[Recorded data]
----

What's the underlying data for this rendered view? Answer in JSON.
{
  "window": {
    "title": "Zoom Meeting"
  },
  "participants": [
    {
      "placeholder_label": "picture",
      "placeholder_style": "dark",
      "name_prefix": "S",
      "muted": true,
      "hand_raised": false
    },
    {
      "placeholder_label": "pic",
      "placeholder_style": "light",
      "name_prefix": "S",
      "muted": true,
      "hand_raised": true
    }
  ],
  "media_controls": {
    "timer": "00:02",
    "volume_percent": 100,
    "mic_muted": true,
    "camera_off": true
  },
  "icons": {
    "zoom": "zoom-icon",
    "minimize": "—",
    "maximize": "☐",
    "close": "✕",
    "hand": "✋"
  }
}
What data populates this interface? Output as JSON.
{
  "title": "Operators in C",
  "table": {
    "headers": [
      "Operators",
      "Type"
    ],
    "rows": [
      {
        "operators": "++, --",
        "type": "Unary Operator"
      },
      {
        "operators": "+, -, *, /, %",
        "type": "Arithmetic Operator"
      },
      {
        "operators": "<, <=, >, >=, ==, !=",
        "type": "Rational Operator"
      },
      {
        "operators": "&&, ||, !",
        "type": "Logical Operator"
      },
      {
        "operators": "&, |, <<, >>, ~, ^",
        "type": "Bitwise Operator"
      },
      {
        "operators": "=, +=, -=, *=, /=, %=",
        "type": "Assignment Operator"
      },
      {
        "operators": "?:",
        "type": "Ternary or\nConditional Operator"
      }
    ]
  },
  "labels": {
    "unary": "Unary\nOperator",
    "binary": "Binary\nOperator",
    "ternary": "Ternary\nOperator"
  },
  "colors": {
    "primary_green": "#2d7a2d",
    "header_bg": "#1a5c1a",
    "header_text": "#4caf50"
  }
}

----

Emit the full listing verbatim.

What's the underlying data for this rendered view? Answer in JSON.
{
  "window": {
    "title": "Zoom Meeting"
  },
  "participants": [
    {
      "placeholder_label": "picture",
      "placeholder_style": "dark",
      "name_prefix": "S",
      "muted": true,
      "hand_raised": false
    },
    {
      "placeholder_label": "pic",
      "placeholder_style": "light",
      "name_prefix": "S",
      "muted": true,
      "hand_raised": true
    }
  ],
  "media_controls": {
    "timer": "00:02",
    "volume_percent": 100,
    "mic_muted": true,
    "camera_off": true
  },
  "icons": {
    "zoom": "zoom-icon",
    "minimize": "—",
    "maximize": "☐",
    "close": "✕",
    "hand": "✋"
  }
}
What data populates this interface? Output as JSON.
{
  "title": "Operators in C",
  "table": {
    "headers": [
      "Operators",
      "Type"
    ],
    "rows": [
      {
        "operators": "++, --",
        "type": "Unary Operator"
      },
      {
        "operators": "+, -, *, /, %",
        "type": "Arithmetic Operator"
      },
      {
        "operators": "<, <=, >, >=, ==, !=",
        "type": "Rational Operator"
      },
      {
        "operators": "&&, ||, !",
        "type": "Logical Operator"
      },
      {
        "operators": "&, |, <<, >>, ~, ^",
        "type": "Bitwise Operator"
      },
      {
        "operators": "=, +=, -=, *=, /=, %=",
        "type": "Assignment Operator"
      },
      {
        "operators": "?:",
        "type": "Ternary or\nConditional Operator"
      }
    ]
  },
  "labels": {
    "unary": "Unary\nOperator",
    "binary": "Binary\nOperator",
    "ternary": "Ternary\nOperator"
  },
  "colors": {
    "primary_green": "#2d7a2d",
    "header_bg": "#1a5c1a",
    "header_text": "#4caf50"
  }
}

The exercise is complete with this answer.